--- INFORMATION GIVEN ---

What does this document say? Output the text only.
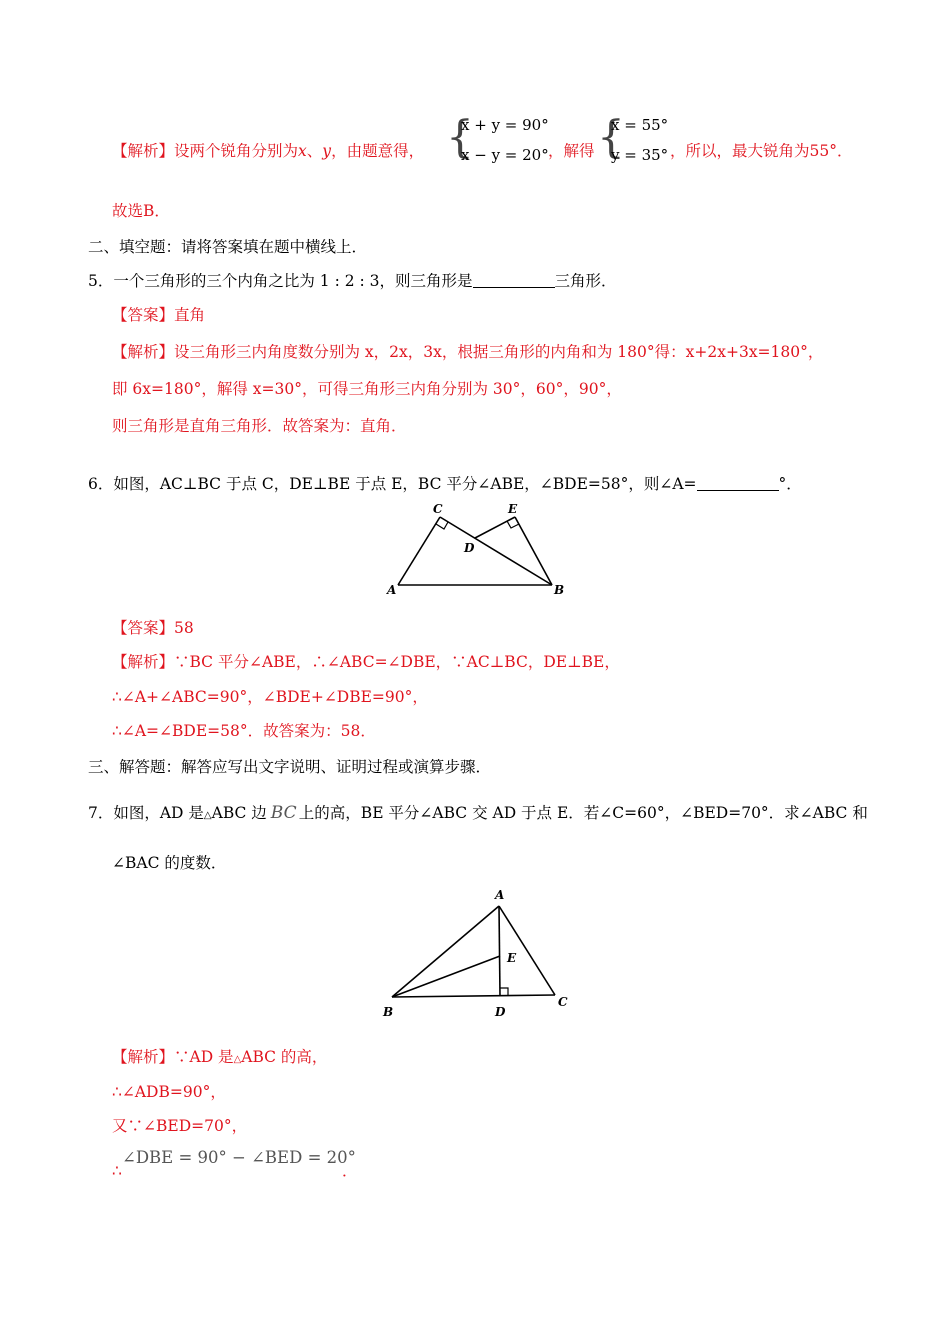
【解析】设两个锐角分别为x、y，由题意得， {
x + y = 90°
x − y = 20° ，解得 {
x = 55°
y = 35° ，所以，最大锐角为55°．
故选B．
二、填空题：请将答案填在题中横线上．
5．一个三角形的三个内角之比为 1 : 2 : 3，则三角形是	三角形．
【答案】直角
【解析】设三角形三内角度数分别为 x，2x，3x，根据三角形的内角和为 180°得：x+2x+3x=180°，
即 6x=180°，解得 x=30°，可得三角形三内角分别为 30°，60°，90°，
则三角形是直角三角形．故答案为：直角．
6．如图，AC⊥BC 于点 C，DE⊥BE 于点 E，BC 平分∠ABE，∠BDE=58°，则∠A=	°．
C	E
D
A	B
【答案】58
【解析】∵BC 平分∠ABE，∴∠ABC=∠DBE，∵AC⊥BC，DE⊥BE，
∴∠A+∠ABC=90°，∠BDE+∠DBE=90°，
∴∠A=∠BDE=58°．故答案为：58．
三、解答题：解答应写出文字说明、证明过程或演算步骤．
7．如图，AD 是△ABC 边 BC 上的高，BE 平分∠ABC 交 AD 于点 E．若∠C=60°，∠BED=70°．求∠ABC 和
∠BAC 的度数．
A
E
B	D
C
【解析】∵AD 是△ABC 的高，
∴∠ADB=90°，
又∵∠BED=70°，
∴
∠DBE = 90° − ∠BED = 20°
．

---

- _GOAL_
Set down the material above as is, without any pictures.

- _OUTPUT BELOW_
What does this document say? Output the text only.
【解析】设两个锐角分别为x、y，由题意得， {
x + y = 90°
x − y = 20° ，解得 {
x = 55°
y = 35° ，所以，最大锐角为55°．
故选B．
二、填空题：请将答案填在题中横线上．
5．一个三角形的三个内角之比为 1 : 2 : 3，则三角形是	三角形．
【答案】直角
【解析】设三角形三内角度数分别为 x，2x，3x，根据三角形的内角和为 180°得：x+2x+3x=180°，
即 6x=180°，解得 x=30°，可得三角形三内角分别为 30°，60°，90°，
则三角形是直角三角形．故答案为：直角．
6．如图，AC⊥BC 于点 C，DE⊥BE 于点 E，BC 平分∠ABE，∠BDE=58°，则∠A=	°．
C	E
D
A	B
【答案】58
【解析】∵BC 平分∠ABE，∴∠ABC=∠DBE，∵AC⊥BC，DE⊥BE，
∴∠A+∠ABC=90°，∠BDE+∠DBE=90°，
∴∠A=∠BDE=58°．故答案为：58．
三、解答题：解答应写出文字说明、证明过程或演算步骤．
7．如图，AD 是△ABC 边 BC 上的高，BE 平分∠ABC 交 AD 于点 E．若∠C=60°，∠BED=70°．求∠ABC 和
∠BAC 的度数．
A
E
B	D
C
【解析】∵AD 是△ABC 的高，
∴∠ADB=90°，
又∵∠BED=70°，
∴
∠DBE = 90° − ∠BED = 20°
．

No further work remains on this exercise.